Requirement: Repeat all of the data precisely.

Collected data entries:

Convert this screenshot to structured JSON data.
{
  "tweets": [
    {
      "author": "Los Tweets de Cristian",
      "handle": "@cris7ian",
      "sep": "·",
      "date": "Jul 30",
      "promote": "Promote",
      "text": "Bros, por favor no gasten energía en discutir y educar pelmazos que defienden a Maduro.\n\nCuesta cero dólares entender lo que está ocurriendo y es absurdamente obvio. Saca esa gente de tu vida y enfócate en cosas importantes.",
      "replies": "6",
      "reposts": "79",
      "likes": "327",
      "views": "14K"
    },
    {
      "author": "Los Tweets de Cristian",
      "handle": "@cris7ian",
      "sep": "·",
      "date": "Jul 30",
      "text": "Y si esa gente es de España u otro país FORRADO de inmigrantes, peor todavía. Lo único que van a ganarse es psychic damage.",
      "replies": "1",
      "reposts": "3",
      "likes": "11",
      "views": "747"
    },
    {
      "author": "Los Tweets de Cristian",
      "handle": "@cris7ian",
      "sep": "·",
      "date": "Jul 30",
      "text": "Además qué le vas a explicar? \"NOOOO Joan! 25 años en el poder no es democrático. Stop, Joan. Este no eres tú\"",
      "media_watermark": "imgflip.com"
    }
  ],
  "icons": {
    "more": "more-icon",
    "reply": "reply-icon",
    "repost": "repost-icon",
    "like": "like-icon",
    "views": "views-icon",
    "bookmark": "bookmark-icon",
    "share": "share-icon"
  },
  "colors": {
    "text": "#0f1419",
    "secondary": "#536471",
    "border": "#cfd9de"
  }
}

Completed exercise:
Convert this screenshot to structured JSON data.
{
  "tweets": [
    {
      "author": "Los Tweets de Cristian",
      "handle": "@cris7ian",
      "sep": "·",
      "date": "Jul 30",
      "promote": "Promote",
      "text": "Bros, por favor no gasten energía en discutir y educar pelmazos que defienden a Maduro.\n\nCuesta cero dólares entender lo que está ocurriendo y es absurdamente obvio. Saca esa gente de tu vida y enfócate en cosas importantes.",
      "replies": "6",
      "reposts": "79",
      "likes": "327",
      "views": "14K"
    },
    {
      "author": "Los Tweets de Cristian",
      "handle": "@cris7ian",
      "sep": "·",
      "date": "Jul 30",
      "text": "Y si esa gente es de España u otro país FORRADO de inmigrantes, peor todavía. Lo único que van a ganarse es psychic damage.",
      "replies": "1",
      "reposts": "3",
      "likes": "11",
      "views": "747"
    },
    {
      "author": "Los Tweets de Cristian",
      "handle": "@cris7ian",
      "sep": "·",
      "date": "Jul 30",
      "text": "Además qué le vas a explicar? \"NOOOO Joan! 25 años en el poder no es democrático. Stop, Joan. Este no eres tú\"",
      "media_watermark": "imgflip.com"
    }
  ],
  "icons": {
    "more": "more-icon",
    "reply": "reply-icon",
    "repost": "repost-icon",
    "like": "like-icon",
    "views": "views-icon",
    "bookmark": "bookmark-icon",
    "share": "share-icon"
  },
  "colors": {
    "text": "#0f1419",
    "secondary": "#536471",
    "border": "#cfd9de"
  }
}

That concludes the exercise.